▶ [What to work on]:
Without the pictures, can you quote each line below exactly?

--- begin Input material ---

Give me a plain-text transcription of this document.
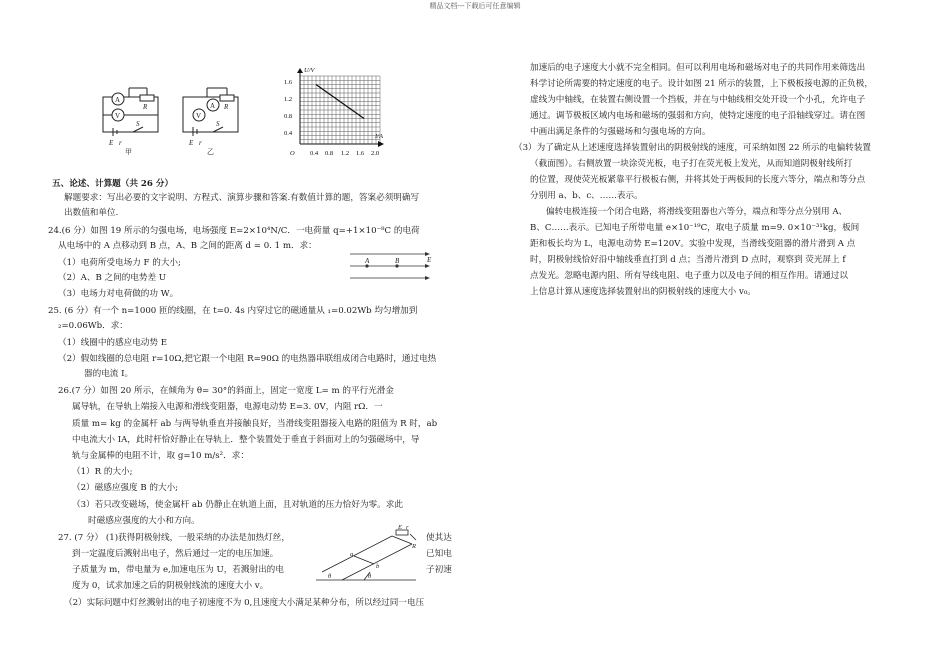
精品文档---下载后可任意编辑
A
V
R
S
E r
甲
A
V
R
S
E r
乙
U/V
I/A
O
1.6
1.2
0.8
0.4
0.4 0.8 1.2 1.6 2.0
五、论述、计算题（共 26 分）
解题要求：写出必要的文字说明、方程式、演算步骤和答案.有数值计算的题，答案必须明确写
出数值和单位.
24.(6 分）如图 19 所示的匀强电场，电场强度 E=2×10⁴N/C．一电荷量 q=+1×10⁻⁸C 的电荷
从电场中的 A 点移动到 B 点，A、B 之间的距离 d = 0. 1 m．求：
（1）电荷所受电场力 F 的大小;
（2）A、B 之间的电势差 U
（3）电场力对电荷做的功 W。
A	B	E
25. (6 分）有一个 n=1000 匝的线圈，在 t=0. 4s 内穿过它的磁通量从 ₁=0.02Wb 均匀增加到
₂=0.06Wb．求：
（1）线圈中的感应电动势 E
（2）假如线圈的总电阻 r=10Ω,把它跟一个电阻 R=90Ω 的电热器串联组成闭合电路时，通过电热
器的电流 I。
26.(7 分）如图 20 所示，在倾角为 θ= 30°的斜面上，固定一宽度 L= m 的平行光滑金
属导轨，在导轨上端接入电源和滑线变阻器，电源电动势 E=3. 0V，内阻 rΩ．一
质量 m= kg 的金属杆 ab 与两导轨垂直并接触良好，当滑线变阻器接入电路的阻值为 R 时，ab
中电流大小 IA，此时杆恰好静止在导轨上．整个装置处于垂直于斜面对上的匀强磁场中，导
轨与金属棒的电阻不计，取 g=10 m/s²．求：
（1）R 的大小;
（2）磁感应强度 B 的大小;
（3）若只改变磁场，使金属杆 ab 仍静止在轨道上面，且对轨道的压力恰好为零。求此
时磁感应强度的大小和方向。
27. (7 分） (1)获得阴极射线，一般采纳的办法是加热灯丝，
到一定温度后溅射出电子，然后通过一定的电压加速。
子质量为 m，带电量为 e,加速电压为 U，若溅射出的电
度为 0，试求加速之后的阴极射线流的速度大小 v。
使其达
已知电
子初速
（2）实际问题中灯丝溅射出的电子初速度不为 0,且速度大小满足某种分布，所以经过同一电压
θ	θ
a
b
E r
R
加速后的电子速度大小就不完全相同。但可以利用电场和磁场对电子的共同作用来筛选出
科学讨论所需要的特定速度的电子。设计如图 21 所示的装置，上下极板接电源的正负极，
虚线为中轴线，在装置右侧设置一个挡板，并在与中轴线相交处开设一个小孔，允许电子
通过。调节极板区域内电场和磁场的强弱和方向，使特定速度的电子沿轴线穿过。请在图
中画出满足条件的匀强磁场和匀强电场的方向。
（3）为了确定从上述速度选择装置射出的阴极射线的速度，可采纳如图 22 所示的电偏转装置
（截面图）。右侧放置一块涂荧光板，电子打在荧光板上发光，从而知道阴极射线所打
的位置，现使荧光板紧靠平行极板右侧，并将其处于两板间的长度六等分，端点和等分点
分别用 a、b、c、……表示。
偏转电极连接一个闭合电路，将滑线变阻器也六等分，端点和等分点分别用 A、
B、C……表示。已知电子所带电量 e×10⁻¹⁹C，取电子质量 m=9. 0×10⁻³¹kg，板间
距和板长均为 L，电源电动势 E=120V。实验中发现，当滑线变阻器的滑片滑到 A 点
时，阴极射线恰好沿中轴线垂直打到 d 点；当滑片滑到 D 点时，观察到 荧光屏上 f
点发光。忽略电源内阻、所有导线电阻、电子重力以及电子间的相互作用。请通过以
上信息计算从速度选择装置射出的阴极射线的速度大小 v₀。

--- end Input material ---

▶ [The solution]:
Give me a plain-text transcription of this document.
精品文档---下载后可任意编辑
A
V
R
S
E r
甲
A
V
R
S
E r
乙
U/V
I/A
O
1.6
1.2
0.8
0.4
0.4 0.8 1.2 1.6 2.0
五、论述、计算题（共 26 分）
解题要求：写出必要的文字说明、方程式、演算步骤和答案.有数值计算的题，答案必须明确写
出数值和单位.
24.(6 分）如图 19 所示的匀强电场，电场强度 E=2×10⁴N/C．一电荷量 q=+1×10⁻⁸C 的电荷
从电场中的 A 点移动到 B 点，A、B 之间的距离 d = 0. 1 m．求：
（1）电荷所受电场力 F 的大小;
（2）A、B 之间的电势差 U
（3）电场力对电荷做的功 W。
A	B	E
25. (6 分）有一个 n=1000 匝的线圈，在 t=0. 4s 内穿过它的磁通量从 ₁=0.02Wb 均匀增加到
₂=0.06Wb．求：
（1）线圈中的感应电动势 E
（2）假如线圈的总电阻 r=10Ω,把它跟一个电阻 R=90Ω 的电热器串联组成闭合电路时，通过电热
器的电流 I。
26.(7 分）如图 20 所示，在倾角为 θ= 30°的斜面上，固定一宽度 L= m 的平行光滑金
属导轨，在导轨上端接入电源和滑线变阻器，电源电动势 E=3. 0V，内阻 rΩ．一
质量 m= kg 的金属杆 ab 与两导轨垂直并接触良好，当滑线变阻器接入电路的阻值为 R 时，ab
中电流大小 IA，此时杆恰好静止在导轨上．整个装置处于垂直于斜面对上的匀强磁场中，导
轨与金属棒的电阻不计，取 g=10 m/s²．求：
（1）R 的大小;
（2）磁感应强度 B 的大小;
（3）若只改变磁场，使金属杆 ab 仍静止在轨道上面，且对轨道的压力恰好为零。求此
时磁感应强度的大小和方向。
27. (7 分） (1)获得阴极射线，一般采纳的办法是加热灯丝，
到一定温度后溅射出电子，然后通过一定的电压加速。
子质量为 m，带电量为 e,加速电压为 U，若溅射出的电
度为 0，试求加速之后的阴极射线流的速度大小 v。
使其达
已知电
子初速
（2）实际问题中灯丝溅射出的电子初速度不为 0,且速度大小满足某种分布，所以经过同一电压
θ	θ
a
b
E r
R
加速后的电子速度大小就不完全相同。但可以利用电场和磁场对电子的共同作用来筛选出
科学讨论所需要的特定速度的电子。设计如图 21 所示的装置，上下极板接电源的正负极，
虚线为中轴线，在装置右侧设置一个挡板，并在与中轴线相交处开设一个小孔，允许电子
通过。调节极板区域内电场和磁场的强弱和方向，使特定速度的电子沿轴线穿过。请在图
中画出满足条件的匀强磁场和匀强电场的方向。
（3）为了确定从上述速度选择装置射出的阴极射线的速度，可采纳如图 22 所示的电偏转装置
（截面图）。右侧放置一块涂荧光板，电子打在荧光板上发光，从而知道阴极射线所打
的位置，现使荧光板紧靠平行极板右侧，并将其处于两板间的长度六等分，端点和等分点
分别用 a、b、c、……表示。
偏转电极连接一个闭合电路，将滑线变阻器也六等分，端点和等分点分别用 A、
B、C……表示。已知电子所带电量 e×10⁻¹⁹C，取电子质量 m=9. 0×10⁻³¹kg，板间
距和板长均为 L，电源电动势 E=120V。实验中发现，当滑线变阻器的滑片滑到 A 点
时，阴极射线恰好沿中轴线垂直打到 d 点；当滑片滑到 D 点时，观察到 荧光屏上 f
点发光。忽略电源内阻、所有导线电阻、电子重力以及电子间的相互作用。请通过以
上信息计算从速度选择装置射出的阴极射线的速度大小 v₀。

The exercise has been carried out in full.